SET TASK -
Copy each line with the word "fill" in it.

---

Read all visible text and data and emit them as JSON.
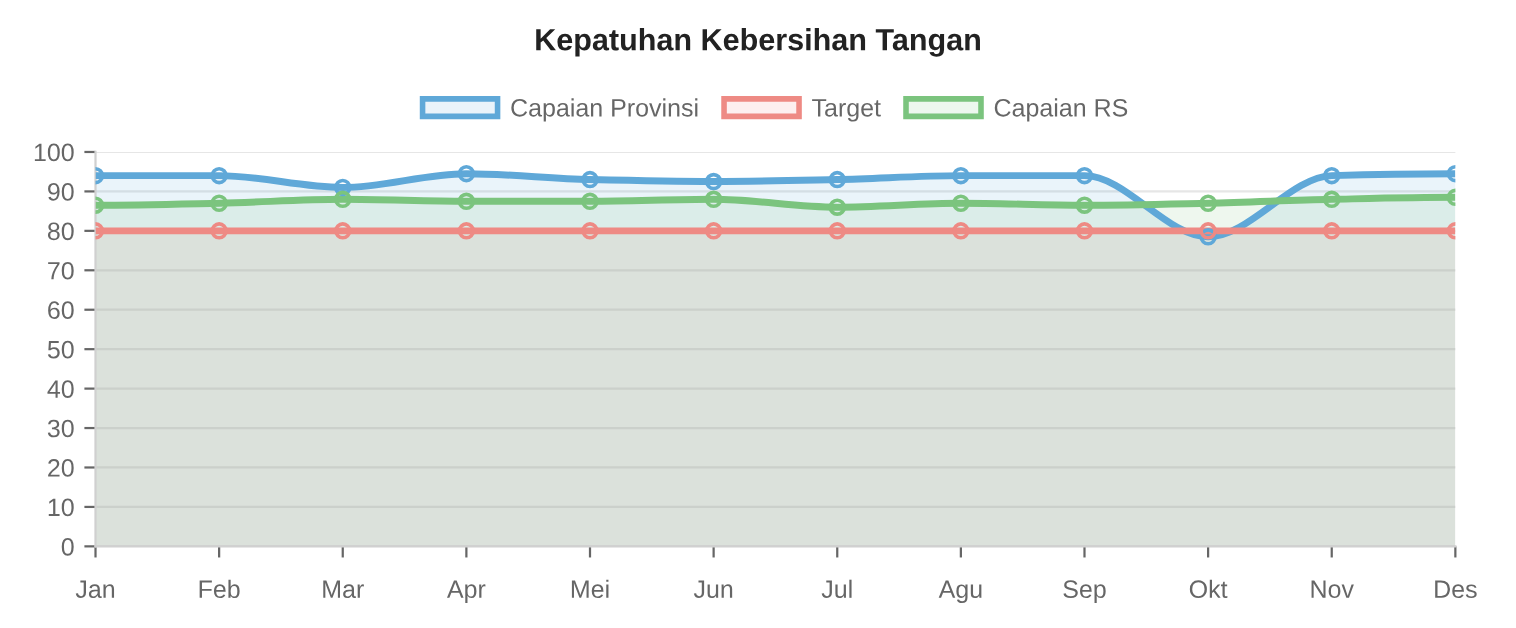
{
  "chart_data": {
    "type": "area",
    "title": "Kepatuhan Kebersihan Tangan",
    "categories": [
      "Jan",
      "Feb",
      "Mar",
      "Apr",
      "Mei",
      "Jun",
      "Jul",
      "Agu",
      "Sep",
      "Okt",
      "Nov",
      "Des"
    ],
    "series": [
      {
        "name": "Capaian Provinsi",
        "color": "#5fa8d8",
        "values": [
          94,
          94,
          91,
          94.5,
          93,
          92.5,
          93,
          94,
          94,
          78.5,
          94,
          94.5
        ]
      },
      {
        "name": "Target",
        "color": "#ee8a84",
        "values": [
          80,
          80,
          80,
          80,
          80,
          80,
          80,
          80,
          80,
          80,
          80,
          80
        ]
      },
      {
        "name": "Capaian RS",
        "color": "#7bc47e",
        "values": [
          86.5,
          87,
          88,
          87.5,
          87.5,
          88,
          86,
          87,
          86.5,
          87,
          88,
          88.5
        ]
      }
    ],
    "ylim": [
      0,
      100
    ],
    "yticks": [
      0,
      10,
      20,
      30,
      40,
      50,
      60,
      70,
      80,
      90,
      100
    ],
    "grid": "y",
    "legend": "top",
    "marker": "circle",
    "line_style": "solid"
  }
}
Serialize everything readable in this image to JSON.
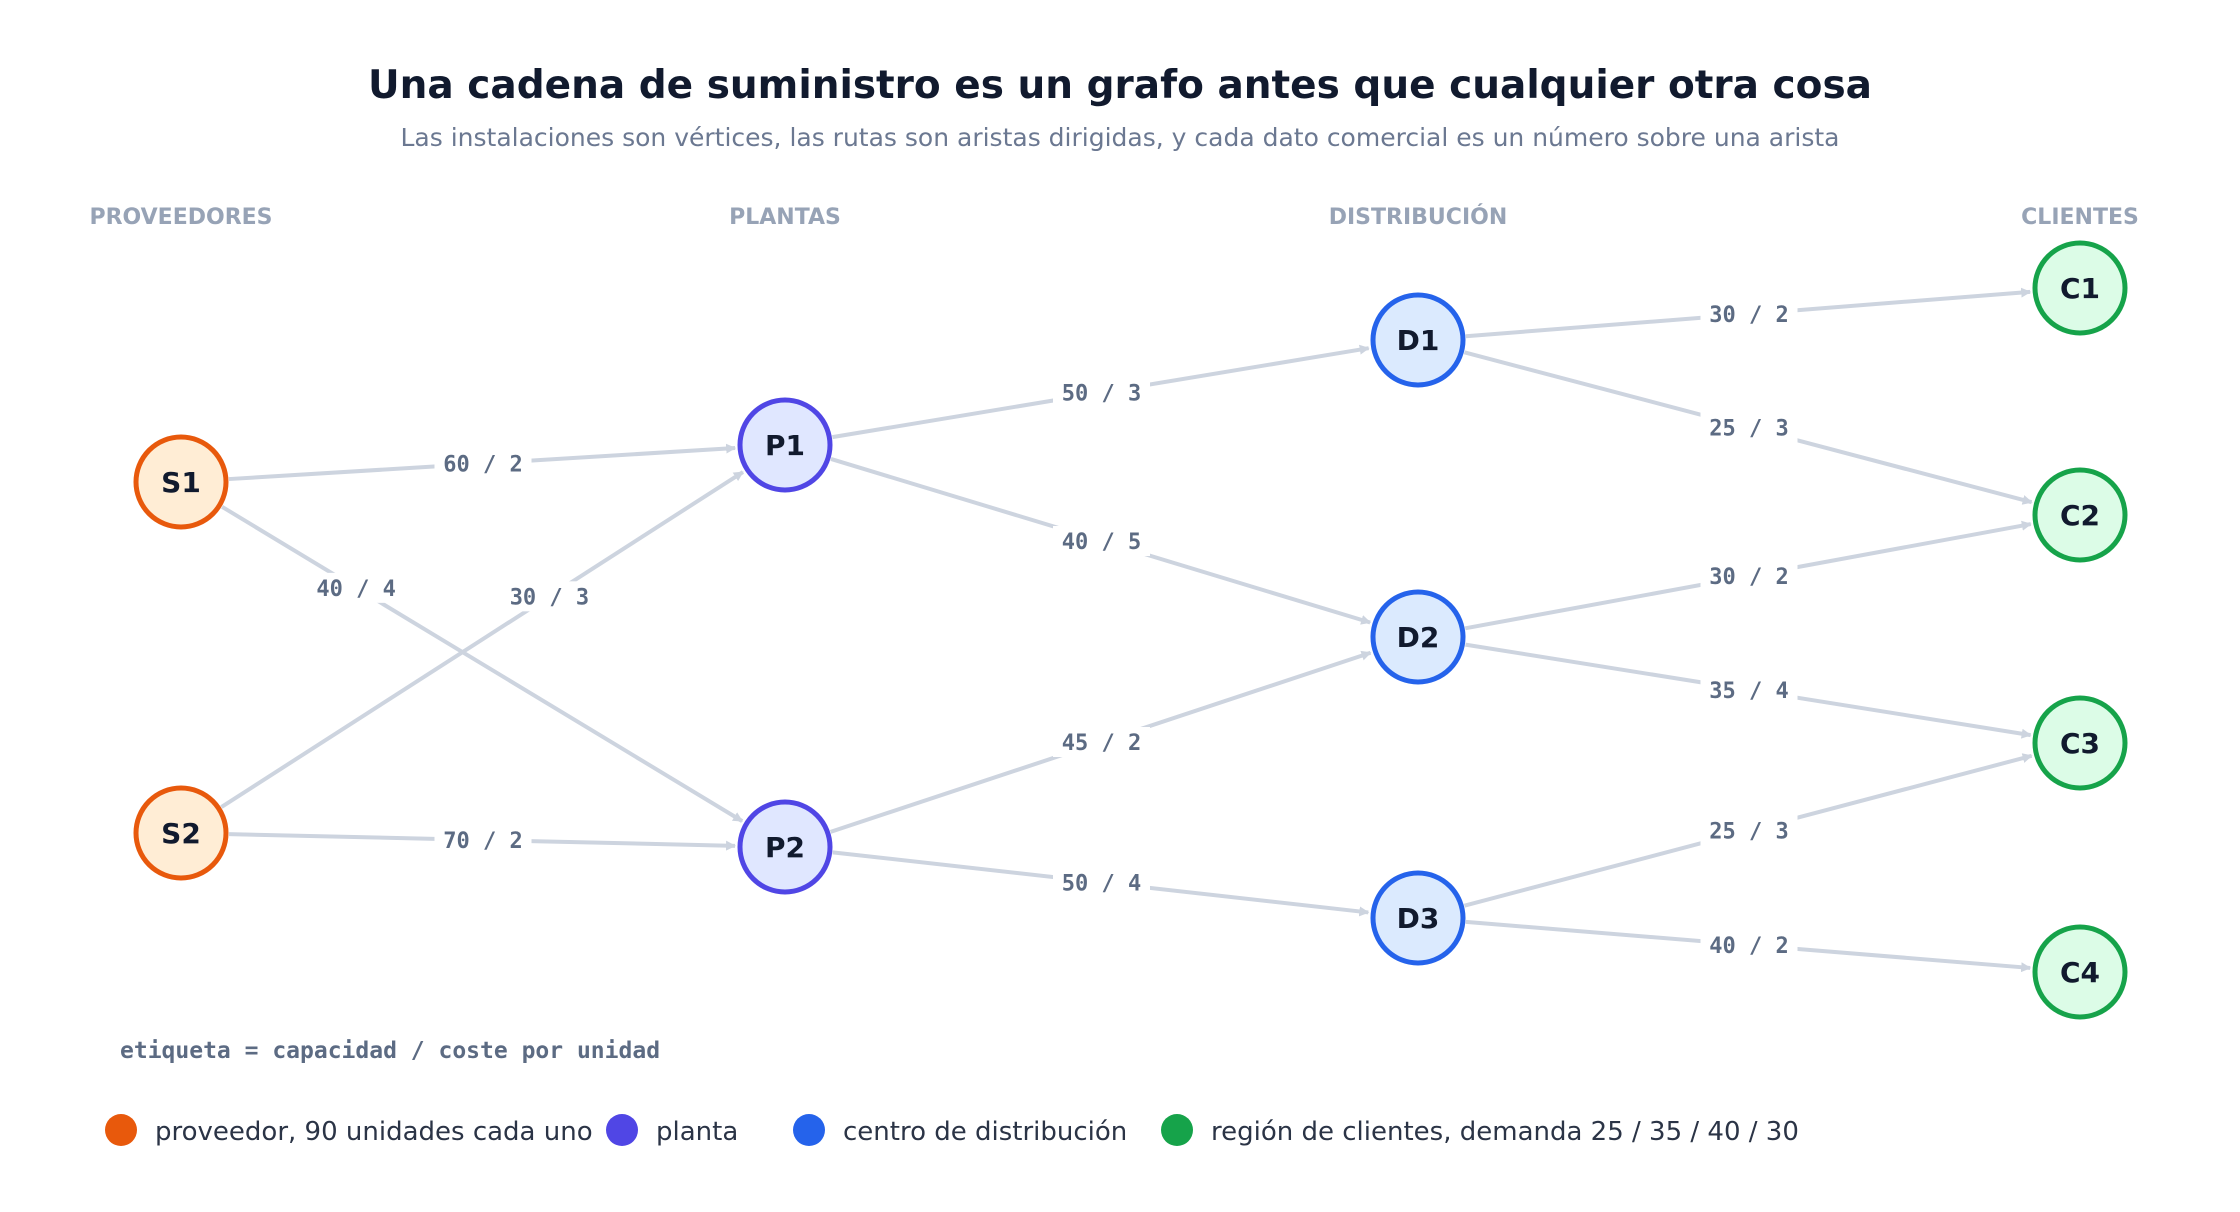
{
  "title": "Una cadena de suministro es un grafo antes que cualquier otra cosa",
  "subtitle": "Las instalaciones son vértices, las rutas son aristas dirigidas, y cada dato comercial es un número sobre una arista",
  "columns": [
    "PROVEEDORES",
    "PLANTAS",
    "DISTRIBUCIÓN",
    "CLIENTES"
  ],
  "colors": {
    "supplier": {
      "stroke": "#e8590c",
      "fill": "#ffedd5"
    },
    "plant": {
      "stroke": "#5046e5",
      "fill": "#e0e7ff"
    },
    "dc": {
      "stroke": "#2563eb",
      "fill": "#dbeafe"
    },
    "customer": {
      "stroke": "#16a34a",
      "fill": "#dcfce7"
    },
    "edge": "#cdd4df"
  },
  "nodes": [
    {
      "id": "S1",
      "type": "supplier"
    },
    {
      "id": "S2",
      "type": "supplier"
    },
    {
      "id": "P1",
      "type": "plant"
    },
    {
      "id": "P2",
      "type": "plant"
    },
    {
      "id": "D1",
      "type": "dc"
    },
    {
      "id": "D2",
      "type": "dc"
    },
    {
      "id": "D3",
      "type": "dc"
    },
    {
      "id": "C1",
      "type": "customer"
    },
    {
      "id": "C2",
      "type": "customer"
    },
    {
      "id": "C3",
      "type": "customer"
    },
    {
      "id": "C4",
      "type": "customer"
    }
  ],
  "edges": [
    {
      "from": "S1",
      "to": "P1",
      "label": "60 / 2"
    },
    {
      "from": "S1",
      "to": "P2",
      "label": "40 / 4"
    },
    {
      "from": "S2",
      "to": "P1",
      "label": "30 / 3"
    },
    {
      "from": "S2",
      "to": "P2",
      "label": "70 / 2"
    },
    {
      "from": "P1",
      "to": "D1",
      "label": "50 / 3"
    },
    {
      "from": "P1",
      "to": "D2",
      "label": "40 / 5"
    },
    {
      "from": "P2",
      "to": "D2",
      "label": "45 / 2"
    },
    {
      "from": "P2",
      "to": "D3",
      "label": "50 / 4"
    },
    {
      "from": "D1",
      "to": "C1",
      "label": "30 / 2"
    },
    {
      "from": "D1",
      "to": "C2",
      "label": "25 / 3"
    },
    {
      "from": "D2",
      "to": "C2",
      "label": "30 / 2"
    },
    {
      "from": "D2",
      "to": "C3",
      "label": "35 / 4"
    },
    {
      "from": "D3",
      "to": "C3",
      "label": "25 / 3"
    },
    {
      "from": "D3",
      "to": "C4",
      "label": "40 / 2"
    }
  ],
  "note": "etiqueta = capacidad / coste por unidad",
  "legend": [
    {
      "type": "supplier",
      "label": "proveedor, 90 unidades cada uno"
    },
    {
      "type": "plant",
      "label": "planta"
    },
    {
      "type": "dc",
      "label": "centro de distribución"
    },
    {
      "type": "customer",
      "label": "región de clientes, demanda 25 / 35 / 40 / 30"
    }
  ]
}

---

COMPLETE ANSWER -
      "fill": "#ffedd5"
      "fill": "#e0e7ff"
      "fill": "#dbeafe"
      "fill": "#dcfce7"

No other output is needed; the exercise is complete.